## Saved entries
◆ ◆ ◆ ◆ ◆ ◆ ◆

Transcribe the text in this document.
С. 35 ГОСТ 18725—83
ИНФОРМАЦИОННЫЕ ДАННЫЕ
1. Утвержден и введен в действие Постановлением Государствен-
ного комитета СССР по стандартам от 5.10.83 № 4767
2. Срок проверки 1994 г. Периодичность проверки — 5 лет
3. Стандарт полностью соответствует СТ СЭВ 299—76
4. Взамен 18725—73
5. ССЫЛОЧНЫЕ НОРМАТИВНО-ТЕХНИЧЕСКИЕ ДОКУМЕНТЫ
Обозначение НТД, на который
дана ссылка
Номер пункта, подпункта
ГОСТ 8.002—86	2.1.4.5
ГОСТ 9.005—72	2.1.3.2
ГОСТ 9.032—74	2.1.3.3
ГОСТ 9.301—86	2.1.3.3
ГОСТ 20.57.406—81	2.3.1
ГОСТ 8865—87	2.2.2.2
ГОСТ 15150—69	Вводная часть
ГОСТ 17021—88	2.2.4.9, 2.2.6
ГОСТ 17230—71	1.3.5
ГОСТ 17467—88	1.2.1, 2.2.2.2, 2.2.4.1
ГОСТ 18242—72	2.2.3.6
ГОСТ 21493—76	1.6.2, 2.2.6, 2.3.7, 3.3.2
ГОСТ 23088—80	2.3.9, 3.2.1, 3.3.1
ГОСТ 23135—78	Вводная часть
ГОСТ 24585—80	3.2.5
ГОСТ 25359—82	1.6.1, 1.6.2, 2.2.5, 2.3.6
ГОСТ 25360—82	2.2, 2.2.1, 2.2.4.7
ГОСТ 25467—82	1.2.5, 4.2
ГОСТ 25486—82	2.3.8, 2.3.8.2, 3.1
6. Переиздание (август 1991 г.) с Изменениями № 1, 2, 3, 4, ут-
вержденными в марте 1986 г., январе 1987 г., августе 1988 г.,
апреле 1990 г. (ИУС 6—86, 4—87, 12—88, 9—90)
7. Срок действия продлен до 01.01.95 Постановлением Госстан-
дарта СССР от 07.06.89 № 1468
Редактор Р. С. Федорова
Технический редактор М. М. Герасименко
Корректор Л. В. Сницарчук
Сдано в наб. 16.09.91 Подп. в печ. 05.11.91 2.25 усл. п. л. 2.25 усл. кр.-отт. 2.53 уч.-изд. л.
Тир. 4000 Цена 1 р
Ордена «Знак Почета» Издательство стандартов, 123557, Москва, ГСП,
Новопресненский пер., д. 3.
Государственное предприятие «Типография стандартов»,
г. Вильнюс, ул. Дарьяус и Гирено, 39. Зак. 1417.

◆ ◆ ◆ ◆ ◆ ◆ ◆

## WHAT IS BEING ASKED
Set down every record above exactly as given.

## TASK RESPONSE
Transcribe the text in this document.
С. 35 ГОСТ 18725—83
ИНФОРМАЦИОННЫЕ ДАННЫЕ
1. Утвержден и введен в действие Постановлением Государствен-
ного комитета СССР по стандартам от 5.10.83 № 4767
2. Срок проверки 1994 г. Периодичность проверки — 5 лет
3. Стандарт полностью соответствует СТ СЭВ 299—76
4. Взамен 18725—73
5. ССЫЛОЧНЫЕ НОРМАТИВНО-ТЕХНИЧЕСКИЕ ДОКУМЕНТЫ
Обозначение НТД, на который
дана ссылка
Номер пункта, подпункта
ГОСТ 8.002—86	2.1.4.5
ГОСТ 9.005—72	2.1.3.2
ГОСТ 9.032—74	2.1.3.3
ГОСТ 9.301—86	2.1.3.3
ГОСТ 20.57.406—81	2.3.1
ГОСТ 8865—87	2.2.2.2
ГОСТ 15150—69	Вводная часть
ГОСТ 17021—88	2.2.4.9, 2.2.6
ГОСТ 17230—71	1.3.5
ГОСТ 17467—88	1.2.1, 2.2.2.2, 2.2.4.1
ГОСТ 18242—72	2.2.3.6
ГОСТ 21493—76	1.6.2, 2.2.6, 2.3.7, 3.3.2
ГОСТ 23088—80	2.3.9, 3.2.1, 3.3.1
ГОСТ 23135—78	Вводная часть
ГОСТ 24585—80	3.2.5
ГОСТ 25359—82	1.6.1, 1.6.2, 2.2.5, 2.3.6
ГОСТ 25360—82	2.2, 2.2.1, 2.2.4.7
ГОСТ 25467—82	1.2.5, 4.2
ГОСТ 25486—82	2.3.8, 2.3.8.2, 3.1
6. Переиздание (август 1991 г.) с Изменениями № 1, 2, 3, 4, ут-
вержденными в марте 1986 г., январе 1987 г., августе 1988 г.,
апреле 1990 г. (ИУС 6—86, 4—87, 12—88, 9—90)
7. Срок действия продлен до 01.01.95 Постановлением Госстан-
дарта СССР от 07.06.89 № 1468
Редактор Р. С. Федорова
Технический редактор М. М. Герасименко
Корректор Л. В. Сницарчук
Сдано в наб. 16.09.91 Подп. в печ. 05.11.91 2.25 усл. п. л. 2.25 усл. кр.-отт. 2.53 уч.-изд. л.
Тир. 4000 Цена 1 р
Ордена «Знак Почета» Издательство стандартов, 123557, Москва, ГСП,
Новопресненский пер., д. 3.
Государственное предприятие «Типография стандартов»,
г. Вильнюс, ул. Дарьяус и Гирено, 39. Зак. 1417.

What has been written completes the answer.